:: Instructions to follow ::
Look through the material below and count the lines with the string "color". Report only the count.

:: Material supplied ::
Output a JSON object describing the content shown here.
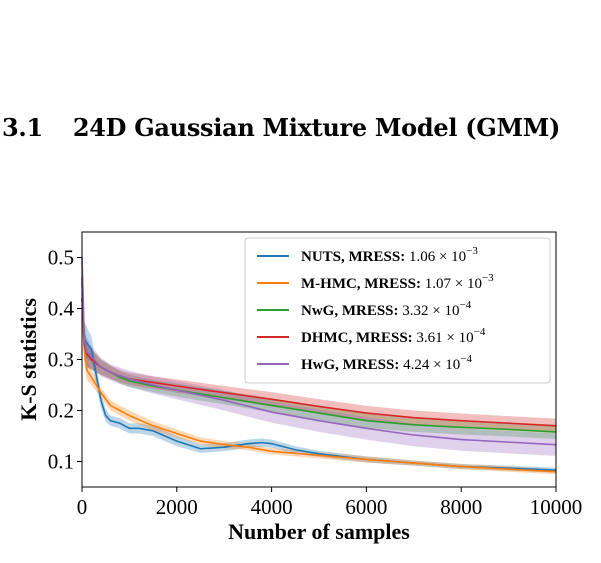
{
  "section": {
    "number": "3.1",
    "title": "24D Gaussian Mixture Model (GMM)"
  },
  "chart_data": {
    "type": "line",
    "xlabel": "Number of samples",
    "ylabel": "K-S statistics",
    "xlim": [
      0,
      10000
    ],
    "ylim": [
      0.05,
      0.55
    ],
    "xticks": [
      0,
      2000,
      4000,
      6000,
      8000,
      10000
    ],
    "xtick_labels": [
      "0",
      "2000",
      "4000",
      "6000",
      "8000",
      "10000"
    ],
    "yticks": [
      0.1,
      0.2,
      0.3,
      0.4,
      0.5
    ],
    "ytick_labels": [
      "0.1",
      "0.2",
      "0.3",
      "0.4",
      "0.5"
    ],
    "grid": false,
    "legend_position": "top-right",
    "series": [
      {
        "name": "NUTS",
        "metric_label": "MRESS:",
        "metric_mantissa": "1.06",
        "metric_exponent": "−3",
        "color": "#1f77b4",
        "x": [
          0,
          50,
          120,
          200,
          300,
          400,
          500,
          600,
          800,
          1000,
          1200,
          1500,
          2000,
          2500,
          3000,
          3500,
          3800,
          4000,
          4500,
          5000,
          6000,
          7000,
          8000,
          9000,
          10000
        ],
        "y": [
          0.42,
          0.34,
          0.33,
          0.32,
          0.27,
          0.22,
          0.19,
          0.18,
          0.175,
          0.165,
          0.165,
          0.16,
          0.14,
          0.125,
          0.128,
          0.135,
          0.137,
          0.135,
          0.123,
          0.115,
          0.104,
          0.097,
          0.09,
          0.087,
          0.083
        ],
        "band": [
          0.06,
          0.035,
          0.03,
          0.025,
          0.02,
          0.015,
          0.012,
          0.01,
          0.01,
          0.01,
          0.01,
          0.01,
          0.01,
          0.008,
          0.008,
          0.008,
          0.008,
          0.008,
          0.007,
          0.006,
          0.006,
          0.005,
          0.005,
          0.005,
          0.005
        ]
      },
      {
        "name": "M-HMC",
        "metric_label": "MRESS:",
        "metric_mantissa": "1.07",
        "metric_exponent": "−3",
        "color": "#ff7f0e",
        "x": [
          0,
          50,
          100,
          200,
          300,
          400,
          600,
          800,
          1000,
          1500,
          2000,
          2500,
          3000,
          3500,
          4000,
          5000,
          6000,
          7000,
          8000,
          9000,
          10000
        ],
        "y": [
          0.42,
          0.32,
          0.28,
          0.265,
          0.25,
          0.235,
          0.21,
          0.2,
          0.19,
          0.17,
          0.155,
          0.14,
          0.133,
          0.128,
          0.12,
          0.112,
          0.104,
          0.097,
          0.09,
          0.085,
          0.08
        ],
        "band": [
          0.06,
          0.03,
          0.02,
          0.015,
          0.012,
          0.01,
          0.01,
          0.01,
          0.01,
          0.009,
          0.008,
          0.007,
          0.007,
          0.006,
          0.006,
          0.006,
          0.006,
          0.005,
          0.005,
          0.005,
          0.005
        ]
      },
      {
        "name": "NwG",
        "metric_label": "MRESS:",
        "metric_mantissa": "3.32",
        "metric_exponent": "−4",
        "color": "#2ca02c",
        "x": [
          0,
          50,
          100,
          200,
          400,
          600,
          800,
          1000,
          1500,
          2000,
          3000,
          4000,
          5000,
          6000,
          7000,
          8000,
          9000,
          10000
        ],
        "y": [
          0.45,
          0.33,
          0.31,
          0.3,
          0.285,
          0.275,
          0.265,
          0.258,
          0.248,
          0.24,
          0.225,
          0.21,
          0.195,
          0.18,
          0.172,
          0.167,
          0.163,
          0.158
        ],
        "band": [
          0.06,
          0.03,
          0.025,
          0.02,
          0.015,
          0.013,
          0.012,
          0.012,
          0.012,
          0.013,
          0.013,
          0.014,
          0.014,
          0.014,
          0.014,
          0.014,
          0.014,
          0.014
        ]
      },
      {
        "name": "DHMC",
        "metric_label": "MRESS:",
        "metric_mantissa": "3.61",
        "metric_exponent": "−4",
        "color": "#d62728",
        "x": [
          0,
          50,
          100,
          200,
          400,
          600,
          800,
          1000,
          1500,
          2000,
          3000,
          4000,
          5000,
          6000,
          7000,
          8000,
          9000,
          10000
        ],
        "y": [
          0.46,
          0.33,
          0.31,
          0.3,
          0.285,
          0.275,
          0.268,
          0.262,
          0.255,
          0.248,
          0.235,
          0.222,
          0.208,
          0.195,
          0.186,
          0.18,
          0.175,
          0.17
        ],
        "band": [
          0.06,
          0.03,
          0.025,
          0.02,
          0.015,
          0.013,
          0.012,
          0.012,
          0.012,
          0.013,
          0.013,
          0.014,
          0.014,
          0.014,
          0.014,
          0.014,
          0.014,
          0.014
        ]
      },
      {
        "name": "HwG",
        "metric_label": "MRESS:",
        "metric_mantissa": "4.24",
        "metric_exponent": "−4",
        "color": "#9467bd",
        "x": [
          0,
          50,
          100,
          200,
          400,
          600,
          800,
          1000,
          1500,
          2000,
          3000,
          4000,
          5000,
          6000,
          7000,
          8000,
          9000,
          10000
        ],
        "y": [
          0.5,
          0.34,
          0.315,
          0.305,
          0.285,
          0.275,
          0.268,
          0.262,
          0.25,
          0.24,
          0.22,
          0.197,
          0.18,
          0.165,
          0.152,
          0.143,
          0.138,
          0.133
        ],
        "band": [
          0.07,
          0.035,
          0.028,
          0.022,
          0.018,
          0.016,
          0.016,
          0.016,
          0.017,
          0.018,
          0.02,
          0.021,
          0.022,
          0.022,
          0.022,
          0.022,
          0.022,
          0.022
        ]
      }
    ]
  }
}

:: Completed exercise ::
5